This task calls for copying every line of the records that includes the word "within".

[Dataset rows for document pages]
Segment Open
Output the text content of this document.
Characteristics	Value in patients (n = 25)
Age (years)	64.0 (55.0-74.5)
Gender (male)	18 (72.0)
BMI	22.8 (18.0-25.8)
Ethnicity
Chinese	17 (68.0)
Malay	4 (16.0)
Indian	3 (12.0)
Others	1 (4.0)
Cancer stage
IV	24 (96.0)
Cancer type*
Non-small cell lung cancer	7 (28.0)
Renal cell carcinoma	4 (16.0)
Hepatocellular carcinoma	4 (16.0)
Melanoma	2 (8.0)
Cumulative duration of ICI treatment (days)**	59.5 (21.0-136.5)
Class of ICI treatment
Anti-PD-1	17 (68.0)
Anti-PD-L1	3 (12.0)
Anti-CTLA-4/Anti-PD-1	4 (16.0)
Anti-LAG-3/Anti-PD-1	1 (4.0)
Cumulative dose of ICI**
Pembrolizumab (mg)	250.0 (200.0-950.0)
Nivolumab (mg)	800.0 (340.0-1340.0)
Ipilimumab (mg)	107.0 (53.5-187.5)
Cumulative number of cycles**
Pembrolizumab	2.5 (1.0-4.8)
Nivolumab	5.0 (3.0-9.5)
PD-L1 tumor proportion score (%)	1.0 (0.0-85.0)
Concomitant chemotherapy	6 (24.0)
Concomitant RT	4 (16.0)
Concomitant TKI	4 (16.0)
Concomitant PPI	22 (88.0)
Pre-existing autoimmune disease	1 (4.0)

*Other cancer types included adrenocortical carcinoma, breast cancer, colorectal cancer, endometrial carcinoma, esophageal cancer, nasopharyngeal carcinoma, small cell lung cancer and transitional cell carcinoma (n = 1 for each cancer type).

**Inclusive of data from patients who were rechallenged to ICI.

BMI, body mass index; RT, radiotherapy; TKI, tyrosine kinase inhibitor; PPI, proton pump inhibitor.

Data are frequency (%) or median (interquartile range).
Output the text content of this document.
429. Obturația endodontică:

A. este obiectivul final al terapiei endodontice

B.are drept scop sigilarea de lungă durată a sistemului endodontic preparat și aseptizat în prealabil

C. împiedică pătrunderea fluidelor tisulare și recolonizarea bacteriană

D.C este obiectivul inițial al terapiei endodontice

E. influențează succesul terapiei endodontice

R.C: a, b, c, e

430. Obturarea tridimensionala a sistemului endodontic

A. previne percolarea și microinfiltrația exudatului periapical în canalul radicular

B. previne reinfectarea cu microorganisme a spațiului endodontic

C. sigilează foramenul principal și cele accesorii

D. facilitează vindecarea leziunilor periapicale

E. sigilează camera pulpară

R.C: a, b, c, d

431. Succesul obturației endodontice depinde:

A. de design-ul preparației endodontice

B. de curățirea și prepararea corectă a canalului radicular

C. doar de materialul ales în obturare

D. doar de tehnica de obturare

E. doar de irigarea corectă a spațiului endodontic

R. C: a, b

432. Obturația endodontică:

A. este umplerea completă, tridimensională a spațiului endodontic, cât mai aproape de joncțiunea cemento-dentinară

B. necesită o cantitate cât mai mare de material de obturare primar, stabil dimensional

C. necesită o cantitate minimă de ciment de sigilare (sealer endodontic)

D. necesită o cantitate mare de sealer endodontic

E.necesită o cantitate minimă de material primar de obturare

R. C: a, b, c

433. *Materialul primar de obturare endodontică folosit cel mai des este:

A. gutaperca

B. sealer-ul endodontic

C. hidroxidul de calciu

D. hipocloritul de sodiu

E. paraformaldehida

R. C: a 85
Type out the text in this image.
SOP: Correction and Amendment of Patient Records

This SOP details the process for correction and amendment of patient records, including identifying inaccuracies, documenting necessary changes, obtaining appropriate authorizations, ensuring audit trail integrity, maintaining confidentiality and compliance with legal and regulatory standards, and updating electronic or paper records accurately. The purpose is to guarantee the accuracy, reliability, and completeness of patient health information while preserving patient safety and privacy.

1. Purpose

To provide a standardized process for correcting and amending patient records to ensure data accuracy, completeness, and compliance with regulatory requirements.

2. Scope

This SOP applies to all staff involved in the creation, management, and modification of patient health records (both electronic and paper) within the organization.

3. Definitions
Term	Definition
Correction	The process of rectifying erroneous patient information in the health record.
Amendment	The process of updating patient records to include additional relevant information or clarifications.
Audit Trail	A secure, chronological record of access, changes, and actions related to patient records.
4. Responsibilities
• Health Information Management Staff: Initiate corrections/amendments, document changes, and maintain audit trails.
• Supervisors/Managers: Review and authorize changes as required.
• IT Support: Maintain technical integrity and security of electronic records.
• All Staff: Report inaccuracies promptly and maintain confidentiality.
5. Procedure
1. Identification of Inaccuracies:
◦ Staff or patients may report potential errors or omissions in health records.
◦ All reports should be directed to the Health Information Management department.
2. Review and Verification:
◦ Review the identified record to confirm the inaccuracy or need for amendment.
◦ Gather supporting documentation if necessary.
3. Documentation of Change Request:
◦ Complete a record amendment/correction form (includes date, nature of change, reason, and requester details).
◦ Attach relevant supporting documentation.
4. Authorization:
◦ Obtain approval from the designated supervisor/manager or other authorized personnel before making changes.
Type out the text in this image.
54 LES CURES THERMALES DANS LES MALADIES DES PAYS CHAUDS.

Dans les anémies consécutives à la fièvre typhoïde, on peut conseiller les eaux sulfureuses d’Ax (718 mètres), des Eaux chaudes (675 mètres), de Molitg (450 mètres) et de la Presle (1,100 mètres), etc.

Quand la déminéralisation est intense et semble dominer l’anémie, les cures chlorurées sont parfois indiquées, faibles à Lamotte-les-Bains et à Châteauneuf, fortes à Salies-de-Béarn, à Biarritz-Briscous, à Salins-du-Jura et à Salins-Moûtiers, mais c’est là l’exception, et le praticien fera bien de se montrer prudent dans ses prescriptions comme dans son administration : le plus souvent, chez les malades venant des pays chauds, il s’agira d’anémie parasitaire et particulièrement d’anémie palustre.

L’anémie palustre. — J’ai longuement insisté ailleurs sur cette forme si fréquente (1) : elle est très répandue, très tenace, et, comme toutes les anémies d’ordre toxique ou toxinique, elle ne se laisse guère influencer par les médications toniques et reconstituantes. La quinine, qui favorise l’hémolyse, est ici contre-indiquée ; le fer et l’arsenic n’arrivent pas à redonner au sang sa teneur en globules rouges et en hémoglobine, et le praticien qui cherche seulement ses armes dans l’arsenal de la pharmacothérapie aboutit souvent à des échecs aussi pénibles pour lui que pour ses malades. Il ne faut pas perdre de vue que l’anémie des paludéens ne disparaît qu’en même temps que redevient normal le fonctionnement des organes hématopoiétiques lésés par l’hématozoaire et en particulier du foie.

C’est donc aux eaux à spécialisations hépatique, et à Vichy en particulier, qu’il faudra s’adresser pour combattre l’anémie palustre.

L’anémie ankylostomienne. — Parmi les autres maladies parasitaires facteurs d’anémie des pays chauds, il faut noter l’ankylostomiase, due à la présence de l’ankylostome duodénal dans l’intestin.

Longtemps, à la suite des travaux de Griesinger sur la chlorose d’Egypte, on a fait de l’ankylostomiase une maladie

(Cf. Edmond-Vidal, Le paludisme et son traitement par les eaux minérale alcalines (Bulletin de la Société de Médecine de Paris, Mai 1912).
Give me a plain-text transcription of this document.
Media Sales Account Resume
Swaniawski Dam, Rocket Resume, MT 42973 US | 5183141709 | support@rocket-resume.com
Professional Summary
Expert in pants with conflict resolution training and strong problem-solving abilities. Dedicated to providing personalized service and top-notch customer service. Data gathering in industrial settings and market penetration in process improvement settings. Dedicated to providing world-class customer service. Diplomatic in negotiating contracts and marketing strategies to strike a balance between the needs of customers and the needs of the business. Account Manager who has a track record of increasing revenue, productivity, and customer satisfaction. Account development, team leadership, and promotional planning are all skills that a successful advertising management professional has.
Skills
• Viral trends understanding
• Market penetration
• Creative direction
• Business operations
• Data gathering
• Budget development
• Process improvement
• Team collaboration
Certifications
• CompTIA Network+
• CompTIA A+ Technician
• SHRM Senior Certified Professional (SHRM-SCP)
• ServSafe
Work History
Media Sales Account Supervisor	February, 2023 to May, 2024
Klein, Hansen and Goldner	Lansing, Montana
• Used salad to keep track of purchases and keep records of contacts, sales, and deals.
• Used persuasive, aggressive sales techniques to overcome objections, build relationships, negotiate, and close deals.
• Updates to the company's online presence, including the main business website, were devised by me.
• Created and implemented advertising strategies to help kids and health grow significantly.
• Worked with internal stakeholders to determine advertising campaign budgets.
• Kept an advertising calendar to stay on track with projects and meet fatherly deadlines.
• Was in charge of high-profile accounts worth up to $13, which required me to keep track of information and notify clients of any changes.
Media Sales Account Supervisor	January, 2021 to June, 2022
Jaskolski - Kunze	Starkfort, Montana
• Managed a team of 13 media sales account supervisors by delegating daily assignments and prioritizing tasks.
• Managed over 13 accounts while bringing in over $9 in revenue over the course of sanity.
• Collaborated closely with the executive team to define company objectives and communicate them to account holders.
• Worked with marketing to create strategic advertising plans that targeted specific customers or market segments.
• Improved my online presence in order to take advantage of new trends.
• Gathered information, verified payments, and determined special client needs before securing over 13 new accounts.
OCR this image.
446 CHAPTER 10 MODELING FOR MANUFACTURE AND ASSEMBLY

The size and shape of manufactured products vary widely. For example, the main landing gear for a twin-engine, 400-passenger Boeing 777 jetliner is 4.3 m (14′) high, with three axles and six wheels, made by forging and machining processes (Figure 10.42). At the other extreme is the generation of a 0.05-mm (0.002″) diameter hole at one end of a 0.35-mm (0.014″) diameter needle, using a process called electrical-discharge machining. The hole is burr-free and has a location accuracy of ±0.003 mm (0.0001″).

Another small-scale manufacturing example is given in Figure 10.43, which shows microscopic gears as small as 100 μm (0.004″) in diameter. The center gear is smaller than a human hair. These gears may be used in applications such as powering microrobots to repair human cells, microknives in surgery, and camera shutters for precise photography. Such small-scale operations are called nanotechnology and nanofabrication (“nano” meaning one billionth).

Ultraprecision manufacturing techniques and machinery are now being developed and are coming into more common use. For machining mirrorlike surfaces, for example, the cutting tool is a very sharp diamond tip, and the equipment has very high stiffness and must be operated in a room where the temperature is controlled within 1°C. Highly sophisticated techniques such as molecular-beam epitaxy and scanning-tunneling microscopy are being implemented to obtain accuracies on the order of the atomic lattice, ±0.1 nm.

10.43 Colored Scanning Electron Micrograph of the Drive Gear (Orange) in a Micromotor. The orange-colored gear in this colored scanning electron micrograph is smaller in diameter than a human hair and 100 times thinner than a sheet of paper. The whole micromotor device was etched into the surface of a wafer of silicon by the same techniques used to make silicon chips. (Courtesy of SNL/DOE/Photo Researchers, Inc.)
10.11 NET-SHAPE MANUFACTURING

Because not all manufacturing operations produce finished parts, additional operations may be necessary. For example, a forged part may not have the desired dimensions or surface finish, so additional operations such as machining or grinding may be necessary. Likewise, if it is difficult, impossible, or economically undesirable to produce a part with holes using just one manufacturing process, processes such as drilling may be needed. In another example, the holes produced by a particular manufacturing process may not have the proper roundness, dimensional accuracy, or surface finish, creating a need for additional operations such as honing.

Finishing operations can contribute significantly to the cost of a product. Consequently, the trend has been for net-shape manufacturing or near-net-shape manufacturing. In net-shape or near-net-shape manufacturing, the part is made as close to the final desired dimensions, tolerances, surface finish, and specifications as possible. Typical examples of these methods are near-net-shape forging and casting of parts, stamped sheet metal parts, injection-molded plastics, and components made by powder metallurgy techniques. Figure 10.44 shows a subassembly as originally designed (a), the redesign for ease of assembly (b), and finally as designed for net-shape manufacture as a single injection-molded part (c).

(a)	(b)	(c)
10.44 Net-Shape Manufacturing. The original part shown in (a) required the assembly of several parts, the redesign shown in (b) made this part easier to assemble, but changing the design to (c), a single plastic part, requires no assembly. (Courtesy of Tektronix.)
Segment Closed
> **Reply to the exercise**:
This SOP applies to all staff involved in the creation, management, and modification of patient health records (both electronic and paper) within the organization.
Ultraprecision manufacturing techniques and machinery are now being developed and are coming into more common use. For machining mirrorlike surfaces, for example, the cutting tool is a very sharp diamond tip, and the equipment has very high stiffness and must be operated in a room where the temperature is controlled within 1°C. Highly sophisticated techniques such as molecular-beam epitaxy and scanning-tunneling microscopy are being implemented to obtain accuracies on the order of the atomic lattice, ±0.1 nm.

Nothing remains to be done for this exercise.